> **WRITTEN PROBLEM**: Filter the entries that follow, copying every line in which the word "Chew" appears.

> **Dataset records**:
##############################
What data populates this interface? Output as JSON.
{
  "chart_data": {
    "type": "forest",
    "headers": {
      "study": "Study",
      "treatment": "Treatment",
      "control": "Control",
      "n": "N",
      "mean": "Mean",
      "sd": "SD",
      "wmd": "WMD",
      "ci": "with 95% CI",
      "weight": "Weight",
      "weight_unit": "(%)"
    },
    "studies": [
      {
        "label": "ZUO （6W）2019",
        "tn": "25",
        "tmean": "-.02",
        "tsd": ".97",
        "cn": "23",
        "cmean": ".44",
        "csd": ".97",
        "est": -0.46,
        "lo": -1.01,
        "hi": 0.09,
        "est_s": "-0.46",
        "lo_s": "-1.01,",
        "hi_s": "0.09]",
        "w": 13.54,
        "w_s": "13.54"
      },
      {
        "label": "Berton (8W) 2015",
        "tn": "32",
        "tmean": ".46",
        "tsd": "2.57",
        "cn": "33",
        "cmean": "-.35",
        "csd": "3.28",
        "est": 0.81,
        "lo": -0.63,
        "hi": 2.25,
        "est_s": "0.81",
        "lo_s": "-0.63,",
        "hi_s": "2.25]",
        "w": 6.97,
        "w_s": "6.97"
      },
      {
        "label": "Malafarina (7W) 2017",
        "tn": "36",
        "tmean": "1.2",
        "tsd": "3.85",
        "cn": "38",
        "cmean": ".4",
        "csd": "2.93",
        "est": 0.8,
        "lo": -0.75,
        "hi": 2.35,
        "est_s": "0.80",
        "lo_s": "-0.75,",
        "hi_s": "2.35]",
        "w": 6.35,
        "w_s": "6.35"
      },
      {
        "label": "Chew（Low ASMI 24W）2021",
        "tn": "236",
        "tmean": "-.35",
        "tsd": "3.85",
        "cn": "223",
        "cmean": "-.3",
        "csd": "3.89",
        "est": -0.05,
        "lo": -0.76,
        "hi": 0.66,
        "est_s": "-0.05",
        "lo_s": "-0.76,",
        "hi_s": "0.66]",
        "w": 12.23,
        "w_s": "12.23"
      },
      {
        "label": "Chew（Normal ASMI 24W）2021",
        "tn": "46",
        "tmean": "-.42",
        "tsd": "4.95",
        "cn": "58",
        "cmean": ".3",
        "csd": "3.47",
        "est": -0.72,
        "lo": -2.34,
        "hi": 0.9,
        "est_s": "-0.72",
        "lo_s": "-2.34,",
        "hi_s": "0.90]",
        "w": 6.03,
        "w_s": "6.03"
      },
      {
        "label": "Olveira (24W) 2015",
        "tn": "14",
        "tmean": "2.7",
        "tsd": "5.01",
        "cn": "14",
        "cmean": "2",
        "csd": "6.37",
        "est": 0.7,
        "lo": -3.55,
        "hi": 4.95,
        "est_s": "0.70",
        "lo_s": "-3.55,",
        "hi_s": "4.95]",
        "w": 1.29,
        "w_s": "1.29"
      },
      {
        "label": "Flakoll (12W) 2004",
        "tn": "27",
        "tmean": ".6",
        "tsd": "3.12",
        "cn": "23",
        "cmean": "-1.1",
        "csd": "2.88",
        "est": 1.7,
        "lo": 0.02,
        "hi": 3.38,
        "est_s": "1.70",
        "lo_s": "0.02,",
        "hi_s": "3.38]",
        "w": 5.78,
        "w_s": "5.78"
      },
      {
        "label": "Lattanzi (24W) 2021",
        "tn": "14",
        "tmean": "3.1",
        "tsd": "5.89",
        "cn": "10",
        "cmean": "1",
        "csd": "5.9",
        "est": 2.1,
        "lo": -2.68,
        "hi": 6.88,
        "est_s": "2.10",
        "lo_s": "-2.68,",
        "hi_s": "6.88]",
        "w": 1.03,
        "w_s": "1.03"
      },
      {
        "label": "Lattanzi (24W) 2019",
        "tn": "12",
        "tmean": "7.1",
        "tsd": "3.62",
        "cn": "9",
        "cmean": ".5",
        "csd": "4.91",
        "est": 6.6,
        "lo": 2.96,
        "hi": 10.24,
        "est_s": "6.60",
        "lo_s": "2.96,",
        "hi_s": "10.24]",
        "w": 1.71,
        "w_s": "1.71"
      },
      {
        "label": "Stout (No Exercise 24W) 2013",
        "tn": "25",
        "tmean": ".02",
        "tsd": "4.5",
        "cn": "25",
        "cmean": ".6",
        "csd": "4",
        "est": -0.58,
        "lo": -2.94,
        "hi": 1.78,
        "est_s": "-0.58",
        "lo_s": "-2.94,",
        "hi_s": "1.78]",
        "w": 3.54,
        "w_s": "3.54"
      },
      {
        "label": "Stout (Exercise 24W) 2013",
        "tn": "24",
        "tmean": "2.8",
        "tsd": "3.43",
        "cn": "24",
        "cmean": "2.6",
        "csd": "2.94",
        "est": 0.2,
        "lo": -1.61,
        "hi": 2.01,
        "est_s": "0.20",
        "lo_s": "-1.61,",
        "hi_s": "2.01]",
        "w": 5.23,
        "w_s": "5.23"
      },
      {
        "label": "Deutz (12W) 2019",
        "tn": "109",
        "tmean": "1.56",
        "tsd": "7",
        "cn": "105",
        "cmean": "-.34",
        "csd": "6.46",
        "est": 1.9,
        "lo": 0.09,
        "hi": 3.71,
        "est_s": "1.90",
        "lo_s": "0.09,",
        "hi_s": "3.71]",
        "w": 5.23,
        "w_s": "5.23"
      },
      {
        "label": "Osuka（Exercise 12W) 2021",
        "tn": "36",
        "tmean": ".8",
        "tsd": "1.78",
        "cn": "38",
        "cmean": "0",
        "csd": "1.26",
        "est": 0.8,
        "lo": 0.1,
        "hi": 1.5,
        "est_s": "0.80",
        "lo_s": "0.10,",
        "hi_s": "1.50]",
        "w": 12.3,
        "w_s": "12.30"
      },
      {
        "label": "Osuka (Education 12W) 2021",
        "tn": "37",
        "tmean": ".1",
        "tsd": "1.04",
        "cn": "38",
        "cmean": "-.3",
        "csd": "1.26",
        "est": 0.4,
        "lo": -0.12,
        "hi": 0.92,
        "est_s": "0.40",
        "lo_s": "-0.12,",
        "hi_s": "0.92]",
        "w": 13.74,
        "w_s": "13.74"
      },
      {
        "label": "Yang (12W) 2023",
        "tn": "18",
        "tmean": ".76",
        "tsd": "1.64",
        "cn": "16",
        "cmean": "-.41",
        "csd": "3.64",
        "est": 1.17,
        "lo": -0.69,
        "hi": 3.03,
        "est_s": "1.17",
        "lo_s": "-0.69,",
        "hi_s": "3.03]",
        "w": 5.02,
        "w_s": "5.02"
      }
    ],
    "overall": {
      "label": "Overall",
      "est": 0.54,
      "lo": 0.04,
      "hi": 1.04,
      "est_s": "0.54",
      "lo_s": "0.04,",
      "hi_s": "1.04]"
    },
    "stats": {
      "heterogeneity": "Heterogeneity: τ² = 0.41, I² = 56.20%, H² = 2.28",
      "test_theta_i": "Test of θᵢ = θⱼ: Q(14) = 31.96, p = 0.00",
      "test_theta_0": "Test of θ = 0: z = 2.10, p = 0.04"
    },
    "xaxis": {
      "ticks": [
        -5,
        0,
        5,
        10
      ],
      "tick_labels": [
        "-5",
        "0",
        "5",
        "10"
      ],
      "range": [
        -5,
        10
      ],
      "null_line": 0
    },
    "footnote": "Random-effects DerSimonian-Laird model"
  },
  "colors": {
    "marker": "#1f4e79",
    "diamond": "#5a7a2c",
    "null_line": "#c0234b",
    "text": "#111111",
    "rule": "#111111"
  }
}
##############################
> **RESPONSE FOR THIS EXERCISE**:
        "label": "Chew（Low ASMI 24W）2021",
        "label": "Chew（Normal ASMI 24W）2021",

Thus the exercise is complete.